### Problem to work on
What is needed here is every line of the records that includes "tumors".

### Entries supplied
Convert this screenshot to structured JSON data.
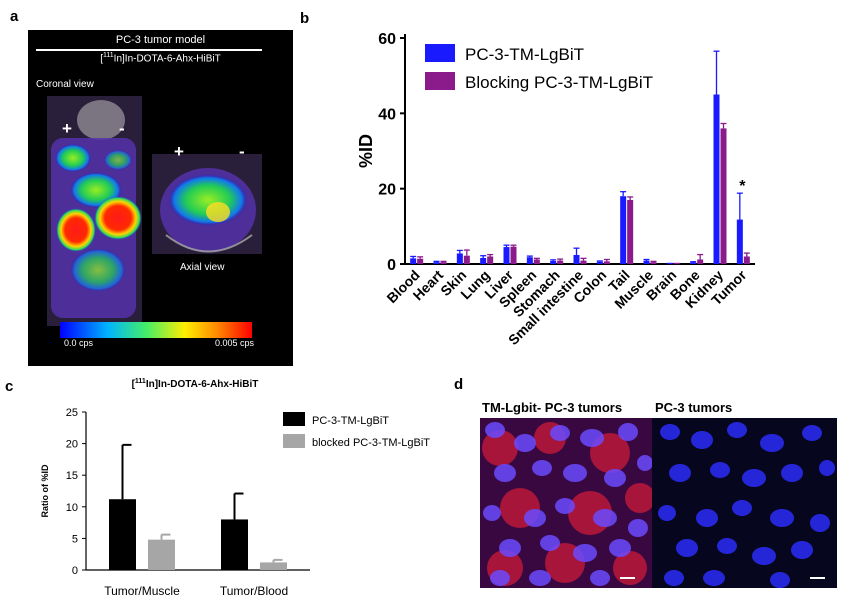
{
  "panels": {
    "a": {
      "letter": "a",
      "title": "PC-3 tumor model",
      "tracer_sup": "111",
      "tracer_pre": "[",
      "tracer_post": "In]In-DOTA-6-Ahx-HiBiT",
      "coronal_label": "Coronal view",
      "axial_label": "Axial view",
      "plus": "+",
      "minus": "-",
      "scale_min": "0.0 cps",
      "scale_max": "0.005 cps"
    },
    "b": {
      "letter": "b"
    },
    "c": {
      "letter": "c"
    },
    "d": {
      "letter": "d",
      "left_label": "TM-Lgbit- PC-3 tumors",
      "right_label": "PC-3 tumors"
    }
  },
  "colors": {
    "blue": "#1a1aff",
    "purple": "#8b1a8b",
    "black_bar": "#000000",
    "grey_bar": "#a6a6a6"
  },
  "chart_data": [
    {
      "id": "b",
      "type": "bar",
      "title": "",
      "ylabel": "%ID",
      "xlabel": "",
      "ylim": [
        0,
        60
      ],
      "yticks": [
        "0",
        "20",
        "40",
        "60"
      ],
      "categories": [
        "Blood",
        "Heart",
        "Skin",
        "Lung",
        "Liver",
        "Spleen",
        "Stomach",
        "Small intestine",
        "Colon",
        "Tail",
        "Muscle",
        "Brain",
        "Bone",
        "Kidney",
        "Tumor"
      ],
      "series": [
        {
          "name": "PC-3-TM-LgBiT",
          "color": "#1a1aff",
          "values": [
            1.5,
            0.5,
            2.8,
            1.6,
            4.5,
            1.8,
            0.8,
            2.4,
            0.6,
            18.0,
            0.9,
            0.1,
            0.4,
            45.0,
            11.8
          ],
          "errors": [
            0.5,
            0.2,
            0.8,
            0.6,
            0.5,
            0.3,
            0.3,
            1.8,
            0.2,
            1.2,
            0.3,
            0.05,
            0.2,
            11.5,
            7.0
          ]
        },
        {
          "name": "Blocking PC-3-TM-LgBiT",
          "color": "#8b1a8b",
          "values": [
            1.4,
            0.5,
            2.2,
            2.0,
            4.6,
            1.2,
            0.9,
            0.9,
            0.7,
            17.0,
            0.5,
            0.1,
            1.2,
            36.0,
            2.0
          ],
          "errors": [
            0.5,
            0.2,
            1.5,
            0.5,
            0.4,
            0.3,
            0.4,
            0.6,
            0.5,
            0.8,
            0.2,
            0.05,
            1.3,
            1.3,
            0.9
          ]
        }
      ],
      "annotations": [
        {
          "category": "Tumor",
          "text": "*"
        }
      ]
    },
    {
      "id": "c",
      "type": "bar",
      "title_sup": "111",
      "title_pre": "[",
      "title_post": "In]In-DOTA-6-Ahx-HiBiT",
      "ylabel": "Ratio of %ID",
      "xlabel": "",
      "ylim": [
        0,
        25
      ],
      "yticks": [
        "0",
        "5",
        "10",
        "15",
        "20",
        "25"
      ],
      "categories": [
        "Tumor/Muscle",
        "Tumor/Blood"
      ],
      "series": [
        {
          "name": "PC-3-TM-LgBiT",
          "color": "#000000",
          "values": [
            11.2,
            8.0
          ],
          "errors": [
            8.6,
            4.1
          ]
        },
        {
          "name": "blocked PC-3-TM-LgBiT",
          "color": "#a6a6a6",
          "values": [
            4.8,
            1.2
          ],
          "errors": [
            0.8,
            0.4
          ]
        }
      ]
    }
  ]
}
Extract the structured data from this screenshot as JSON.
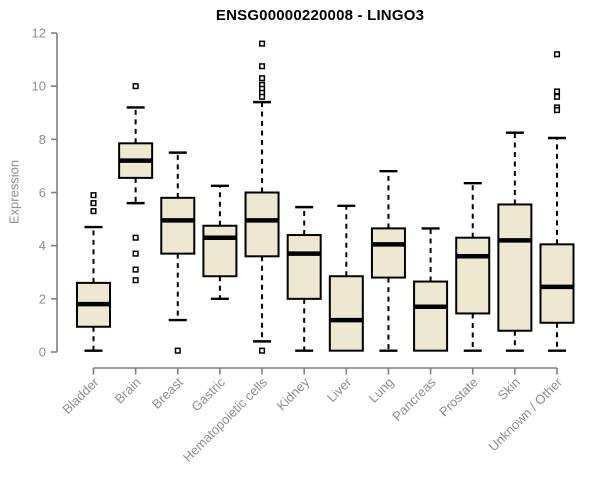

### Finished exercise
      "left_label": "TM-Lgbit- PC-3 tumors",
      "right_label": "PC-3 tumors"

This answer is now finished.